JURNAL SAIRARA:
   
   
   
  HARI ITU KAMI BERJUMPA KEMBALI
   
  -Kisah-kisah kecil berjumpa dengan Goenawan Mohamad dan Laksmi Pamuntjak di 
Koperasi Restoran Indonesia Paris, 10 April 2008.
   
   
  6
   
   
    Mengapa kita mesti secara sukarela membuang waktu "seribu tahun" mengayuh 
ke hulu sedangkan muara dan laut menunggu kejantanan awak pinisi? 

   
   
  Malam Musim Bunga makin larut, terasa hingga ke ruang percakapan santai. 
Tamu-tamu yang makan malam satu demi satu pulang meninggalkan restoran. Di luar 
matahari sudah lama tenggelam meninggalkan kelam pada dedaunan hijau yang makin 
merimbun. Pembicaraan saja yang nampaknya seperti tak berujung bagaikan 
kehidupan yang terus berlanjut tanpa perduli suka dan duka kita pribadi. "La 
vie continue", orang Perancis bilang.
   
   
   Di atas helai-helai waktu "de la vie continue" ini tak terbilang darah dan 
airmata mengucur di atasnya. Tak tertakar jumlah nama dan peristiwa tetera.  
Juga kekalahan dan kemenangan, kegagalan dan keberhasilan. Kejatuhan dan 
kebangkitan. Kemudian menjelma jadi parit-parit dahi dan atau warna rambut yang 
memutih atau merontok. Sejenak memandang ke belakang, dengan sisa daya yang 
ada, barangkali kita bisa tersenyum dengan segala nostalgia sonder dendam atau 
menertawakan diri mengingat kebodohan-kebodohan yang telah dilakukan sementara 
kaki mengajak kita menyusur jalan"de la vie continue".

====================

Tujuan A: Tuliskan kembali secara persis bagian catatan yang dimulai dengan baris yang memuat "check 3: [388, 290, 410, 315]" dan diakhiri dengan baris yang memuat "title: Voordelen parkeerplaats", termasuk kedua baris itu.
Teks jurnal dan catatan merupakan dua bahan yang berdiri sendiri.

Catatan Tersedia:

====================

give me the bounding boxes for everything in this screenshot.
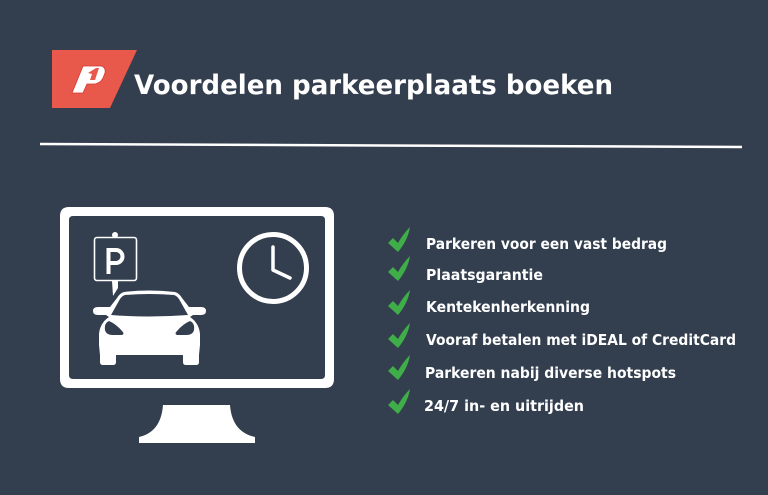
check 3: [388, 290, 410, 315]
check 6: [388, 389, 410, 414]
benefit 2: Plaatsgarantie: [426, 266, 543, 284]
benefit 6: 24/7 in- en uitrijden: [424, 397, 584, 415]
icon: parking sign: [94, 232, 136, 296]
icon: monitor: [60, 207, 334, 443]
benefit 4: Vooraf betalen met iDEAL of CreditCard: [426, 331, 736, 349]
title: Voordelen parkeerplaats boeken: [134, 70, 613, 101]
icon: car: [93, 290, 206, 365]
check 5: [388, 355, 410, 380]
benefit 3: Kentekenherkenning: [426, 298, 590, 316]
check 4: [388, 323, 410, 348]
icon: clock: [240, 234, 306, 302]
check 1: [388, 227, 410, 252]
benefit 1: Parkeren voor een vast bedrag: [426, 235, 667, 253]
logo: [52, 50, 137, 108]
benefits list: [388, 227, 736, 415]
check 2: [388, 256, 410, 281]
benefit 5: Parkeren nabij diverse hotspots: [425, 364, 676, 382]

====================

Tujuan B: Tulis ulang bagian teks jurnal yang dimulai dengan kata-kata "-Kisah-kisah kecil berjumpa" dan diakhiri dengan kata-kata "ruang percakapan santai.", dengan mengganti "Musim Bunga" menjadi "Musim Semi".

Jawaban Latihan A:
check 3: [388, 290, 410, 315]
check 6: [388, 389, 410, 414]
benefit 2: Plaatsgarantie: [426, 266, 543, 284]
benefit 6: 24/7 in- en uitrijden: [424, 397, 584, 415]
icon: parking sign: [94, 232, 136, 296]
icon: monitor: [60, 207, 334, 443]
benefit 4: Vooraf betalen met iDEAL of CreditCard: [426, 331, 736, 349]
title: Voordelen parkeerplaats boeken: [134, 70, 613, 101]

Jawaban Latihan B:
-Kisah-kisah kecil berjumpa dengan Goenawan Mohamad dan Laksmi Pamuntjak di 
Koperasi Restoran Indonesia Paris, 10 April 2008.
   
   
  6
   
   
    Mengapa kita mesti secara sukarela membuang waktu "seribu tahun" mengayuh 
ke hulu sedangkan muara dan laut menunggu kejantanan awak pinisi? 

   
   
  Malam Musim Semi makin larut, terasa hingga ke ruang percakapan santai.